__Exercise details__
Scan the entries for the string "Rank" and give the number of lines that have it, nothing further.

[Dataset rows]
══════════════════════════════

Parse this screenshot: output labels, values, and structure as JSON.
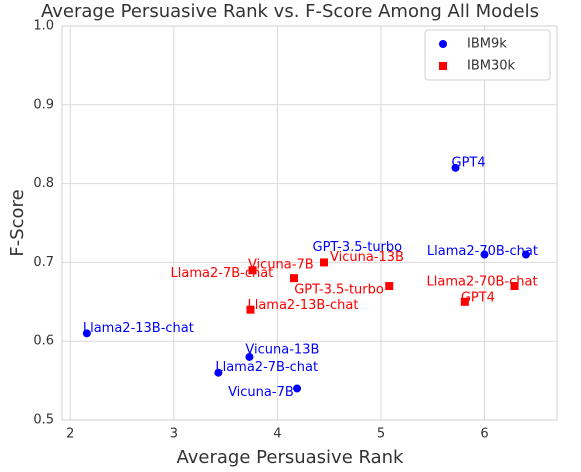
{
  "chart_data": {
    "type": "scatter",
    "title": "Average Persuasive Rank vs. F-Score Among All Models",
    "xlabel": "Average Persuasive Rank",
    "ylabel": "F-Score",
    "xlim": [
      1.92,
      6.7
    ],
    "ylim": [
      0.5,
      1.0
    ],
    "xticks": [
      2,
      3,
      4,
      5,
      6
    ],
    "yticks": [
      0.5,
      0.6,
      0.7,
      0.8,
      0.9,
      {
        "value": 1.0,
        "label": "1.0"
      }
    ],
    "grid": true,
    "legend": "upper right",
    "series": [
      {
        "name": "IBM9k",
        "color": "#0000ff",
        "marker": "circle",
        "labels": [
          "Llama2-13B-chat",
          "Llama2-7B-chat",
          "Vicuna-13B",
          "Vicuna-7B",
          "GPT-3.5-turbo",
          "GPT4",
          "Llama2-70B-chat"
        ],
        "x": [
          2.16,
          3.43,
          3.73,
          4.19,
          6.0,
          5.72,
          6.4
        ],
        "values": [
          0.61,
          0.56,
          0.58,
          0.54,
          0.71,
          0.82,
          0.71
        ]
      },
      {
        "name": "IBM30k",
        "color": "#ff0000",
        "marker": "square",
        "labels": [
          "Llama2-7B-chat",
          "Vicuna-7B",
          "Vicuna-13B",
          "GPT-3.5-turbo",
          "Llama2-13B-chat",
          "GPT4",
          "Llama2-70B-chat"
        ],
        "x": [
          3.76,
          4.16,
          4.45,
          5.08,
          3.74,
          5.81,
          6.29
        ],
        "values": [
          0.69,
          0.68,
          0.7,
          0.67,
          0.64,
          0.65,
          0.67
        ]
      }
    ]
  }
}
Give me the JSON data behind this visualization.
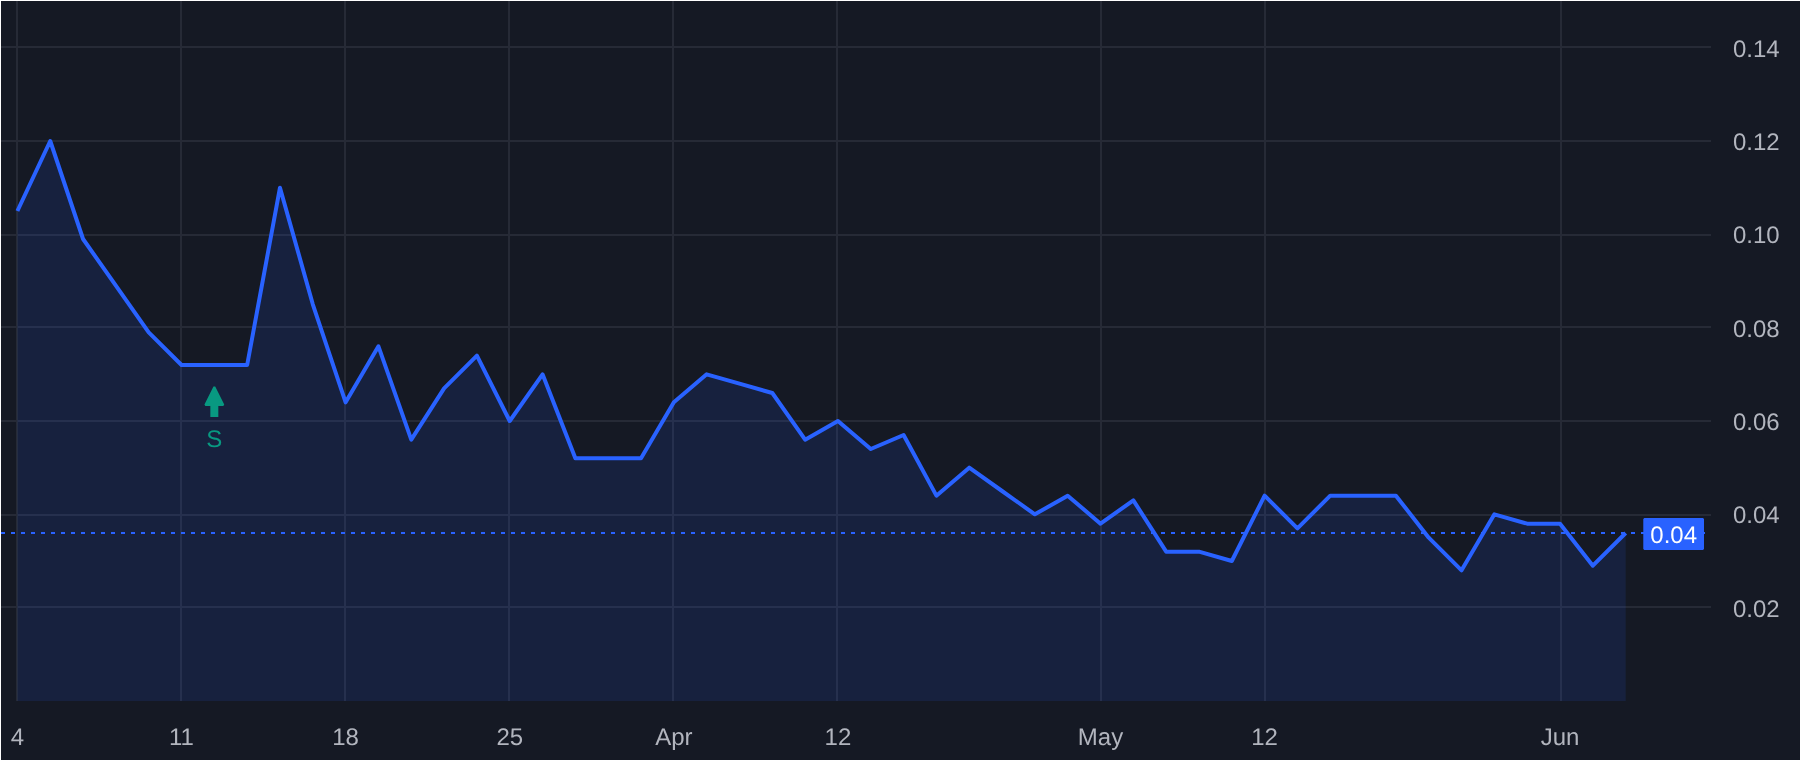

══════════════════════════════

__Task answer__
2